◆ THE EXERCISE ◆
Print all records exactly, leaving nothing out.

[Data entries]
┄┄┄┄┄┄┄┄┄┄┄┄┄┄┄┄┄┄┄┄
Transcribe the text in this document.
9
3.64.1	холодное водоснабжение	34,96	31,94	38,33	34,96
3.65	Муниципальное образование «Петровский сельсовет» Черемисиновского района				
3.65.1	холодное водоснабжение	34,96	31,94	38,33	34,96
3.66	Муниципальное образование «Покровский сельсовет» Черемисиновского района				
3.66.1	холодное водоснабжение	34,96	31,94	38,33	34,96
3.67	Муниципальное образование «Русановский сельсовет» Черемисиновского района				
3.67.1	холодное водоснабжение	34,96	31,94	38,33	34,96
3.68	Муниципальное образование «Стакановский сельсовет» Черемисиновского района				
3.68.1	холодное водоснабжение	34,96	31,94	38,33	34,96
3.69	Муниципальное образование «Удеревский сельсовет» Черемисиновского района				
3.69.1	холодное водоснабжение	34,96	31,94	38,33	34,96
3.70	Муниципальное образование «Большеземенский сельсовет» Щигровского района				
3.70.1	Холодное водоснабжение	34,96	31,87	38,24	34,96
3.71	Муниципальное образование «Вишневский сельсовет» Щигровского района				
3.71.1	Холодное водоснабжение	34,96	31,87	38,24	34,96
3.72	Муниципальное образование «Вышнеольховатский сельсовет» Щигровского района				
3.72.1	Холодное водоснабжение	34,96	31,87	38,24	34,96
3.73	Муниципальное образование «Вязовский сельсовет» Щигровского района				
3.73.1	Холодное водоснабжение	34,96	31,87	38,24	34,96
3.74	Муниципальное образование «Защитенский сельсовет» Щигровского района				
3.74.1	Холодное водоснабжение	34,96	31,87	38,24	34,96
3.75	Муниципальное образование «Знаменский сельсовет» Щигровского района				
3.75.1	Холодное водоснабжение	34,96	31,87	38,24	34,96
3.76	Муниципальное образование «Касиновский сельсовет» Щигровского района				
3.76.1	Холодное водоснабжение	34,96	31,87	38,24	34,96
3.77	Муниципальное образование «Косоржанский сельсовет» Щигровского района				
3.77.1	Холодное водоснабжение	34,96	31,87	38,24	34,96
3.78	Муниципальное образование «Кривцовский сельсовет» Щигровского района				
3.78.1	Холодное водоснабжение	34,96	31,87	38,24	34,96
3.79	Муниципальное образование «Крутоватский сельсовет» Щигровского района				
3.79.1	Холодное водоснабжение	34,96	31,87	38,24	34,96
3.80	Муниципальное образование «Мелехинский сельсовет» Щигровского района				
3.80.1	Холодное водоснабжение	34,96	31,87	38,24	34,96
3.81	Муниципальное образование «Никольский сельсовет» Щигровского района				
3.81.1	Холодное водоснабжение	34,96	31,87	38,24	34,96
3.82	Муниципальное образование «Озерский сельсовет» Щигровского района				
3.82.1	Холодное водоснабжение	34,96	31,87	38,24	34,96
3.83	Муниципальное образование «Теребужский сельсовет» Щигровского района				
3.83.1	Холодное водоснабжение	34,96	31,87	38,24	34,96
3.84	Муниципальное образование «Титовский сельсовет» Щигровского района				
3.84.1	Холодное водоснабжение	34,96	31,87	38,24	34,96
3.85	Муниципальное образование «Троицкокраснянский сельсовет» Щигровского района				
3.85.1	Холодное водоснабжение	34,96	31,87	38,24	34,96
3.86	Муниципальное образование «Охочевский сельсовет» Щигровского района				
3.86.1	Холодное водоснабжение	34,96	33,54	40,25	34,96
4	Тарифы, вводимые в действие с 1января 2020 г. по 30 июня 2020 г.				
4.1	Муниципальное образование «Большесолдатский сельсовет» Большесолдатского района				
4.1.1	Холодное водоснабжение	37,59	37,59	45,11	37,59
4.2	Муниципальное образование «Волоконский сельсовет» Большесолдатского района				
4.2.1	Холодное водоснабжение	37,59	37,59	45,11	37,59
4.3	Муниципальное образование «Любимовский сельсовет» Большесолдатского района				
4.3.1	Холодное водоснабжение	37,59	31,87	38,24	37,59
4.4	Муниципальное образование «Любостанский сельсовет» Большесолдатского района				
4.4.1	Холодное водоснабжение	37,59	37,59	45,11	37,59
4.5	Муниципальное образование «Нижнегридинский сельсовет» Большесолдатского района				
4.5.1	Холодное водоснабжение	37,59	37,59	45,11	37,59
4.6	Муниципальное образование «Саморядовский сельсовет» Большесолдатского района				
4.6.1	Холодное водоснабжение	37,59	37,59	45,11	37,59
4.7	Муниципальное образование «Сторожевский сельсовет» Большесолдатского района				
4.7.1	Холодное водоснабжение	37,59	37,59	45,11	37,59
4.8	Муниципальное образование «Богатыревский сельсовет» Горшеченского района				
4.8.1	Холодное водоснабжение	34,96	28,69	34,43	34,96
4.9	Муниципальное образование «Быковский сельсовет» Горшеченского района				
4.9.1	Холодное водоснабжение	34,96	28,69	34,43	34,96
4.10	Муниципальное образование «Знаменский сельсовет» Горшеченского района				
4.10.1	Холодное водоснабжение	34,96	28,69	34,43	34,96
┄┄┄┄┄┄┄┄┄┄┄┄┄┄┄┄┄┄┄┄
◆ ANSWER TO THE PROBLEM ◆
Transcribe the text in this document.
9
3.64.1	холодное водоснабжение	34,96	31,94	38,33	34,96
3.65	Муниципальное образование «Петровский сельсовет» Черемисиновского района				
3.65.1	холодное водоснабжение	34,96	31,94	38,33	34,96
3.66	Муниципальное образование «Покровский сельсовет» Черемисиновского района				
3.66.1	холодное водоснабжение	34,96	31,94	38,33	34,96
3.67	Муниципальное образование «Русановский сельсовет» Черемисиновского района				
3.67.1	холодное водоснабжение	34,96	31,94	38,33	34,96
3.68	Муниципальное образование «Стакановский сельсовет» Черемисиновского района				
3.68.1	холодное водоснабжение	34,96	31,94	38,33	34,96
3.69	Муниципальное образование «Удеревский сельсовет» Черемисиновского района				
3.69.1	холодное водоснабжение	34,96	31,94	38,33	34,96
3.70	Муниципальное образование «Большеземенский сельсовет» Щигровского района				
3.70.1	Холодное водоснабжение	34,96	31,87	38,24	34,96
3.71	Муниципальное образование «Вишневский сельсовет» Щигровского района				
3.71.1	Холодное водоснабжение	34,96	31,87	38,24	34,96
3.72	Муниципальное образование «Вышнеольховатский сельсовет» Щигровского района				
3.72.1	Холодное водоснабжение	34,96	31,87	38,24	34,96
3.73	Муниципальное образование «Вязовский сельсовет» Щигровского района				
3.73.1	Холодное водоснабжение	34,96	31,87	38,24	34,96
3.74	Муниципальное образование «Защитенский сельсовет» Щигровского района				
3.74.1	Холодное водоснабжение	34,96	31,87	38,24	34,96
3.75	Муниципальное образование «Знаменский сельсовет» Щигровского района				
3.75.1	Холодное водоснабжение	34,96	31,87	38,24	34,96
3.76	Муниципальное образование «Касиновский сельсовет» Щигровского района				
3.76.1	Холодное водоснабжение	34,96	31,87	38,24	34,96
3.77	Муниципальное образование «Косоржанский сельсовет» Щигровского района				
3.77.1	Холодное водоснабжение	34,96	31,87	38,24	34,96
3.78	Муниципальное образование «Кривцовский сельсовет» Щигровского района				
3.78.1	Холодное водоснабжение	34,96	31,87	38,24	34,96
3.79	Муниципальное образование «Крутоватский сельсовет» Щигровского района				
3.79.1	Холодное водоснабжение	34,96	31,87	38,24	34,96
3.80	Муниципальное образование «Мелехинский сельсовет» Щигровского района				
3.80.1	Холодное водоснабжение	34,96	31,87	38,24	34,96
3.81	Муниципальное образование «Никольский сельсовет» Щигровского района				
3.81.1	Холодное водоснабжение	34,96	31,87	38,24	34,96
3.82	Муниципальное образование «Озерский сельсовет» Щигровского района				
3.82.1	Холодное водоснабжение	34,96	31,87	38,24	34,96
3.83	Муниципальное образование «Теребужский сельсовет» Щигровского района				
3.83.1	Холодное водоснабжение	34,96	31,87	38,24	34,96
3.84	Муниципальное образование «Титовский сельсовет» Щигровского района				
3.84.1	Холодное водоснабжение	34,96	31,87	38,24	34,96
3.85	Муниципальное образование «Троицкокраснянский сельсовет» Щигровского района				
3.85.1	Холодное водоснабжение	34,96	31,87	38,24	34,96
3.86	Муниципальное образование «Охочевский сельсовет» Щигровского района				
3.86.1	Холодное водоснабжение	34,96	33,54	40,25	34,96
4	Тарифы, вводимые в действие с 1января 2020 г. по 30 июня 2020 г.				
4.1	Муниципальное образование «Большесолдатский сельсовет» Большесолдатского района				
4.1.1	Холодное водоснабжение	37,59	37,59	45,11	37,59
4.2	Муниципальное образование «Волоконский сельсовет» Большесолдатского района				
4.2.1	Холодное водоснабжение	37,59	37,59	45,11	37,59
4.3	Муниципальное образование «Любимовский сельсовет» Большесолдатского района				
4.3.1	Холодное водоснабжение	37,59	31,87	38,24	37,59
4.4	Муниципальное образование «Любостанский сельсовет» Большесолдатского района				
4.4.1	Холодное водоснабжение	37,59	37,59	45,11	37,59
4.5	Муниципальное образование «Нижнегридинский сельсовет» Большесолдатского района				
4.5.1	Холодное водоснабжение	37,59	37,59	45,11	37,59
4.6	Муниципальное образование «Саморядовский сельсовет» Большесолдатского района				
4.6.1	Холодное водоснабжение	37,59	37,59	45,11	37,59
4.7	Муниципальное образование «Сторожевский сельсовет» Большесолдатского района				
4.7.1	Холодное водоснабжение	37,59	37,59	45,11	37,59
4.8	Муниципальное образование «Богатыревский сельсовет» Горшеченского района				
4.8.1	Холодное водоснабжение	34,96	28,69	34,43	34,96
4.9	Муниципальное образование «Быковский сельсовет» Горшеченского района				
4.9.1	Холодное водоснабжение	34,96	28,69	34,43	34,96
4.10	Муниципальное образование «Знаменский сельсовет» Горшеченского района				
4.10.1	Холодное водоснабжение	34,96	28,69	34,43	34,96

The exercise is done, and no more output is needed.